- [Given problem]: Copy every row below character for character, keeping each line in its original order.

- [Available data]:
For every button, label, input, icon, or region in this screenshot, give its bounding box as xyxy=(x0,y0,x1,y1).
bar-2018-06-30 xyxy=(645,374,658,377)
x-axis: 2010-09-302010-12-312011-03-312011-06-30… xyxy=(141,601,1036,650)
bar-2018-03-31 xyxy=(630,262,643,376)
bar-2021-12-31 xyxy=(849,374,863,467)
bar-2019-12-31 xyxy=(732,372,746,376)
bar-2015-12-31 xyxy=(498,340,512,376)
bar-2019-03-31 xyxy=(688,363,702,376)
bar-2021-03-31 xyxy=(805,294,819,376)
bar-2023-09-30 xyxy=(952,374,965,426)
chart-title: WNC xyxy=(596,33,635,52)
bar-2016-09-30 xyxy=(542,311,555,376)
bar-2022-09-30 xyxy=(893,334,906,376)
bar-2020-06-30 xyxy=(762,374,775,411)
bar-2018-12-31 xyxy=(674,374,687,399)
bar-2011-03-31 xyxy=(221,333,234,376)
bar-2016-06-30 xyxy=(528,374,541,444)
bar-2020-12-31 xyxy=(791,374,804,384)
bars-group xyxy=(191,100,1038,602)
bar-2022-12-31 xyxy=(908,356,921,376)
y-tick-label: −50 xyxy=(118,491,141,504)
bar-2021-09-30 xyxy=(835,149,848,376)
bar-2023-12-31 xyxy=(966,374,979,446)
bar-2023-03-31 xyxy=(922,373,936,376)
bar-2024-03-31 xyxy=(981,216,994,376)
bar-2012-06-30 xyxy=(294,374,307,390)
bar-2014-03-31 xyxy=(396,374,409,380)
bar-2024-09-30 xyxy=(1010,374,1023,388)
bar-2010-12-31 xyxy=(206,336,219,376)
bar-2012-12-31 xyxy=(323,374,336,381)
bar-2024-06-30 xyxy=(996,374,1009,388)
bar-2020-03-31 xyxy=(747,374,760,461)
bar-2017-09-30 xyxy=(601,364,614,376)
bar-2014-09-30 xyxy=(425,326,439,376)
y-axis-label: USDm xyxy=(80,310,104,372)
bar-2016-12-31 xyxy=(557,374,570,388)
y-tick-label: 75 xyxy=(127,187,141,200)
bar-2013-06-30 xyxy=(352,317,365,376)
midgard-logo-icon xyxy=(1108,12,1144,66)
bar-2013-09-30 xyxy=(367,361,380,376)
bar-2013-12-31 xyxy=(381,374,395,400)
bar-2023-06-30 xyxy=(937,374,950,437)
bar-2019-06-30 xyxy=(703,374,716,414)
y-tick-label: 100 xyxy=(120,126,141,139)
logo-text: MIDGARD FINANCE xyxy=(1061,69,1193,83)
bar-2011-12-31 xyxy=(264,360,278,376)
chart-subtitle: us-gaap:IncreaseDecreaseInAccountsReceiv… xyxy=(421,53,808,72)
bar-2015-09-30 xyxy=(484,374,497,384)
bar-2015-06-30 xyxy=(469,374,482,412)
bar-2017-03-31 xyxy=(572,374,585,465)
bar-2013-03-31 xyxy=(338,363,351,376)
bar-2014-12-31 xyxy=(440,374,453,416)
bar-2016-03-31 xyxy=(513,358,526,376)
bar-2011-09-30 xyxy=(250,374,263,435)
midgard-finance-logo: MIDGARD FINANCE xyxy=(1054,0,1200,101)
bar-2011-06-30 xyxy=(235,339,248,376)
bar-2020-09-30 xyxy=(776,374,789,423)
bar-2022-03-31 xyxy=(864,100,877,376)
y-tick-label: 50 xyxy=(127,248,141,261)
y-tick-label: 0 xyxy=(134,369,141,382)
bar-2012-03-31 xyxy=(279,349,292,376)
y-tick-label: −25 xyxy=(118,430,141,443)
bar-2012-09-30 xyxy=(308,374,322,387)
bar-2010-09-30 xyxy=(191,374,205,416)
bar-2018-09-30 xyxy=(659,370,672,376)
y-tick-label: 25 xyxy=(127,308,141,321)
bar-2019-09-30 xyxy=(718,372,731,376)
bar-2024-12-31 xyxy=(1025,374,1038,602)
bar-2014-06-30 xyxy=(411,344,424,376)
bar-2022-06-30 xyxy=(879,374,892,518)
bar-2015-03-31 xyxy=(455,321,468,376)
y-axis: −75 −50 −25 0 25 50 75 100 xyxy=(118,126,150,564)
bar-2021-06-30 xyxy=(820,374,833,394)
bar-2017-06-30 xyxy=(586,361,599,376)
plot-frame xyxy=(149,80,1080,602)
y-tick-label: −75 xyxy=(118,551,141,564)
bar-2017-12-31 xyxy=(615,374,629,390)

- [Final result]:
For every button, label, input, icon, or region in this screenshot, give its bounding box as xyxy=(x0,y0,x1,y1).
bar-2018-06-30 xyxy=(645,374,658,377)
x-axis: 2010-09-302010-12-312011-03-312011-06-30… xyxy=(141,601,1036,650)
bar-2018-03-31 xyxy=(630,262,643,376)
bar-2021-12-31 xyxy=(849,374,863,467)
bar-2019-12-31 xyxy=(732,372,746,376)
bar-2015-12-31 xyxy=(498,340,512,376)
bar-2019-03-31 xyxy=(688,363,702,376)
bar-2021-03-31 xyxy=(805,294,819,376)
bar-2023-09-30 xyxy=(952,374,965,426)
chart-title: WNC xyxy=(596,33,635,52)
bar-2016-09-30 xyxy=(542,311,555,376)
bar-2022-09-30 xyxy=(893,334,906,376)
bar-2020-06-30 xyxy=(762,374,775,411)
bar-2018-12-31 xyxy=(674,374,687,399)
bar-2011-03-31 xyxy=(221,333,234,376)
bar-2016-06-30 xyxy=(528,374,541,444)
bar-2020-12-31 xyxy=(791,374,804,384)
bars-group xyxy=(191,100,1038,602)
bar-2022-12-31 xyxy=(908,356,921,376)
y-tick-label: −50 xyxy=(118,491,141,504)
bar-2021-09-30 xyxy=(835,149,848,376)
bar-2023-12-31 xyxy=(966,374,979,446)
bar-2023-03-31 xyxy=(922,373,936,376)
bar-2024-03-31 xyxy=(981,216,994,376)
bar-2012-06-30 xyxy=(294,374,307,390)
bar-2014-03-31 xyxy=(396,374,409,380)
bar-2024-09-30 xyxy=(1010,374,1023,388)
bar-2010-12-31 xyxy=(206,336,219,376)
bar-2012-12-31 xyxy=(323,374,336,381)
bar-2024-06-30 xyxy=(996,374,1009,388)
bar-2020-03-31 xyxy=(747,374,760,461)
bar-2017-09-30 xyxy=(601,364,614,376)
bar-2014-09-30 xyxy=(425,326,439,376)
y-axis-label: USDm xyxy=(80,310,104,372)
bar-2016-12-31 xyxy=(557,374,570,388)
y-tick-label: 75 xyxy=(127,187,141,200)
bar-2013-06-30 xyxy=(352,317,365,376)
midgard-logo-icon xyxy=(1108,12,1144,66)
bar-2013-09-30 xyxy=(367,361,380,376)
bar-2013-12-31 xyxy=(381,374,395,400)
bar-2023-06-30 xyxy=(937,374,950,437)
bar-2019-06-30 xyxy=(703,374,716,414)
y-tick-label: 100 xyxy=(120,126,141,139)
logo-text: MIDGARD FINANCE xyxy=(1061,69,1193,83)
bar-2011-12-31 xyxy=(264,360,278,376)
chart-subtitle: us-gaap:IncreaseDecreaseInAccountsReceiv… xyxy=(421,53,808,72)
bar-2015-09-30 xyxy=(484,374,497,384)
bar-2015-06-30 xyxy=(469,374,482,412)
bar-2017-03-31 xyxy=(572,374,585,465)
bar-2013-03-31 xyxy=(338,363,351,376)
bar-2014-12-31 xyxy=(440,374,453,416)
bar-2016-03-31 xyxy=(513,358,526,376)
bar-2011-09-30 xyxy=(250,374,263,435)
midgard-finance-logo: MIDGARD FINANCE xyxy=(1054,0,1200,101)
bar-2011-06-30 xyxy=(235,339,248,376)
bar-2020-09-30 xyxy=(776,374,789,423)
bar-2022-03-31 xyxy=(864,100,877,376)
y-tick-label: 50 xyxy=(127,248,141,261)
y-tick-label: 0 xyxy=(134,369,141,382)
bar-2012-03-31 xyxy=(279,349,292,376)
y-tick-label: −25 xyxy=(118,430,141,443)
bar-2012-09-30 xyxy=(308,374,322,387)
bar-2010-09-30 xyxy=(191,374,205,416)
bar-2018-09-30 xyxy=(659,370,672,376)
y-tick-label: 25 xyxy=(127,308,141,321)
bar-2019-09-30 xyxy=(718,372,731,376)
bar-2024-12-31 xyxy=(1025,374,1038,602)
bar-2014-06-30 xyxy=(411,344,424,376)
bar-2022-06-30 xyxy=(879,374,892,518)
bar-2015-03-31 xyxy=(455,321,468,376)
y-axis: −75 −50 −25 0 25 50 75 100 xyxy=(118,126,150,564)
bar-2021-06-30 xyxy=(820,374,833,394)
bar-2017-06-30 xyxy=(586,361,599,376)
plot-frame xyxy=(149,80,1080,602)
y-tick-label: −75 xyxy=(118,551,141,564)
bar-2017-12-31 xyxy=(615,374,629,390)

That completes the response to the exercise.